═══ DATA LISTING

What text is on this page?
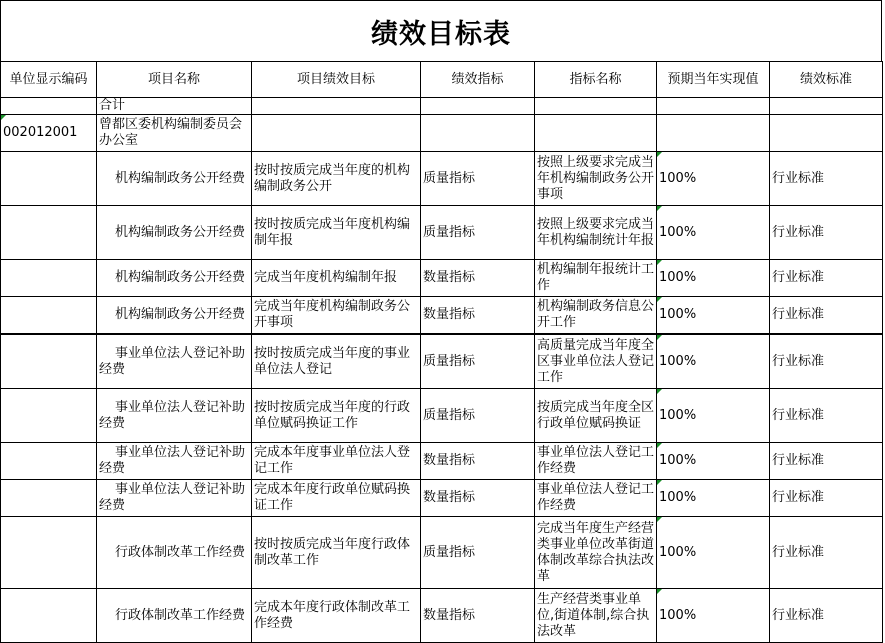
绩效目标表
单位显示编码	项目名称	项目绩效目标	绩效指标	指标名称	预期当年实现值	绩效标准
	合计					

002012001	曾都区委机构编制委员会办公室					
	机构编制政务公开经费	按时按质完成当年度的机构编制政务公开	质量指标	按照上级要求完成当年机构编制政务公开事项	100%	行业标准
	机构编制政务公开经费	按时按质完成当年度机构编制年报	质量指标	按照上级要求完成当年机构编制统计年报	100%	行业标准
	机构编制政务公开经费	完成当年度机构编制年报	数量指标	机构编制年报统计工作	100%	行业标准
	机构编制政务公开经费	完成当年度机构编制政务公开事项	数量指标	机构编制政务信息公开工作	100%	行业标准
	事业单位法人登记补助经费	按时按质完成当年度的事业单位法人登记	质量指标	高质量完成当年度全区事业单位法人登记工作	100%	行业标准
	事业单位法人登记补助经费	按时按质完成当年度的行政单位赋码换证工作	质量指标	按质完成当年度全区行政单位赋码换证	100%	行业标准
	事业单位法人登记补助经费	完成本年度事业单位法人登记工作	数量指标	事业单位法人登记工作经费	100%	行业标准
	事业单位法人登记补助经费	完成本年度行政单位赋码换证工作	数量指标	事业单位法人登记工作经费	100%	行业标准
	行政体制改革工作经费	按时按质完成当年度行政体制改革工作	质量指标	完成当年度生产经营类事业单位改革街道体制改革综合执法改革	100%	行业标准
	行政体制改革工作经费	完成本年度行政体制改革工作经费	数量指标	生产经营类事业单位,街道体制,综合执法改革	100%	行业标准
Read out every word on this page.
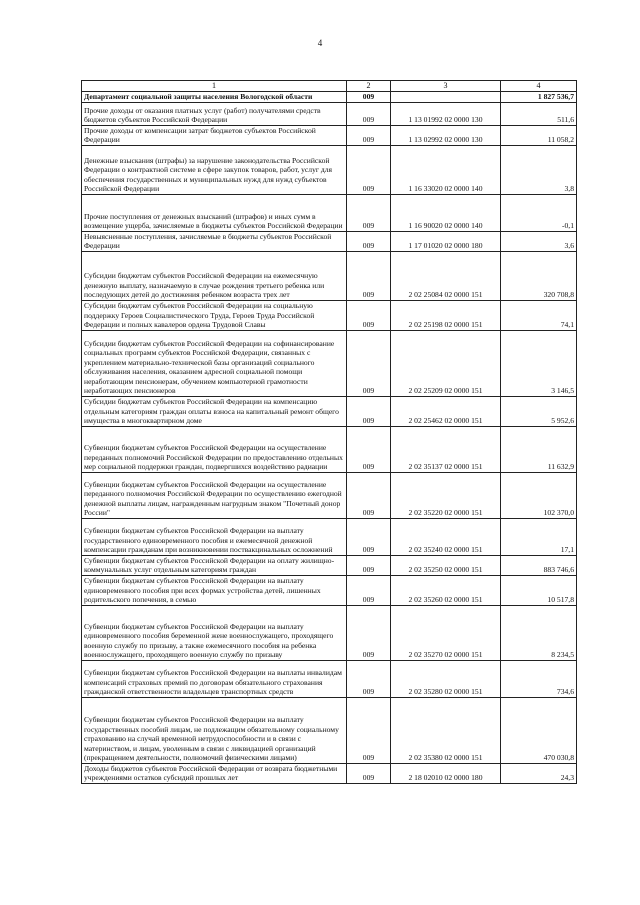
4
1	2	3	4
Департамент социальной защиты населения Вологодской области	009		1 827 536,7
Прочие доходы от оказания платных услуг (работ) получателями средств бюджетов субъектов Российской Федерации	009	1 13 01992 02 0000 130	511,6
Прочие доходы от компенсации затрат бюджетов субъектов Российской Федерации	009	1 13 02992 02 0000 130	11 058,2
Денежные взыскания (штрафы) за нарушение законодательства Российской Федерации о контрактной системе в сфере закупок товаров, работ, услуг для обеспечения государственных и муниципальных нужд для нужд субъектов Российской Федерации	009	1 16 33020 02 0000 140	3,8
Прочие поступления от денежных взысканий (штрафов) и иных сумм в возмещение ущерба, зачисляемые в бюджеты субъектов Российской Федерации	009	1 16 90020 02 0000 140	-0,1
Невыясненные поступления, зачисляемые в бюджеты субъектов Российской Федерации	009	1 17 01020 02 0000 180	3,6
Субсидии бюджетам субъектов Российской Федерации на ежемесячную денежную выплату, назначаемую в случае рождения третьего ребенка или последующих детей до достижения ребенком возраста трех лет	009	2 02 25084 02 0000 151	320 708,8
Субсидии бюджетам субъектов Российской Федерации на социальную поддержку Героев Социалистического Труда, Героев Труда Российской Федерации и полных кавалеров ордена Трудовой Славы	009	2 02 25198 02 0000 151	74,1
Субсидии бюджетам субъектов Российской Федерации на софинансирование социальных программ субъектов Российской Федерации, связанных с укреплением материально-технической базы организаций социального обслуживания населения, оказанием адресной социальной помощи неработающим пенсионерам, обучением компьютерной грамотности неработающих пенсионеров	009	2 02 25209 02 0000 151	3 146,5
Субсидии бюджетам субъектов Российской Федерации на компенсацию отдельным категориям граждан оплаты взноса на капитальный ремонт общего имущества в многоквартирном доме	009	2 02 25462 02 0000 151	5 952,6
Субвенции бюджетам субъектов Российской Федерации на осуществление переданных полномочий Российской Федерации по предоставлению отдельных мер социальной поддержки граждан, подвергшихся воздействию радиации	009	2 02 35137 02 0000 151	11 632,9
Субвенции бюджетам субъектов Российской Федерации на осуществление переданного полномочия Российской Федерации по осуществлению ежегодной денежной выплаты лицам, награжденным нагрудным знаком "Почетный донор России"	009	2 02 35220 02 0000 151	102 370,0
Субвенции бюджетам субъектов Российской Федерации на выплату государственного единовременного пособия и ежемесячной денежной компенсации гражданам при возникновении поствакцинальных осложнений	009	2 02 35240 02 0000 151	17,1
Субвенции бюджетам субъектов Российской Федерации на оплату жилищно-коммунальных услуг отдельным категориям граждан	009	2 02 35250 02 0000 151	883 746,6
Субвенции бюджетам субъектов Российской Федерации на выплату единовременного пособия при всех формах устройства детей, лишенных родительского попечения, в семью	009	2 02 35260 02 0000 151	10 517,8
Субвенции бюджетам субъектов Российской Федерации на выплату единовременного пособия беременной жене военнослужащего, проходящего военную службу по призыву, а также ежемесячного пособия на ребенка военнослужащего, проходящего военную службу по призыву	009	2 02 35270 02 0000 151	8 234,5
Субвенции бюджетам субъектов Российской Федерации на выплаты инвалидам компенсаций страховых премий по договорам обязательного страхования гражданской ответственности владельцев транспортных средств	009	2 02 35280 02 0000 151	734,6
Субвенции бюджетам субъектов Российской Федерации на выплату государственных пособий лицам, не подлежащим обязательному социальному страхованию на случай временной нетрудоспособности и в связи с материнством, и лицам, уволенным в связи с ликвидацией организаций (прекращением деятельности, полномочий физическими лицами)	009	2 02 35380 02 0000 151	470 030,8
Доходы бюджетов субъектов Российской Федерации от возврата бюджетными учреждениями остатков субсидий прошлых лет	009	2 18 02010 02 0000 180	24,3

══════

**WRITTEN EXERCISE:** Display every line of the listing that contains the string "поступления".

**SOLUTION TO THIS EXERCISE:**
Прочие поступления от денежных взысканий (штрафов) и иных сумм в возмещение ущерба, зачисляемые в бюджеты субъектов Российской Федерации	009	1 16 90020 02 0000 140	-0,1
Невыясненные поступления, зачисляемые в бюджеты субъектов Российской Федерации	009	1 17 01020 02 0000 180	3,6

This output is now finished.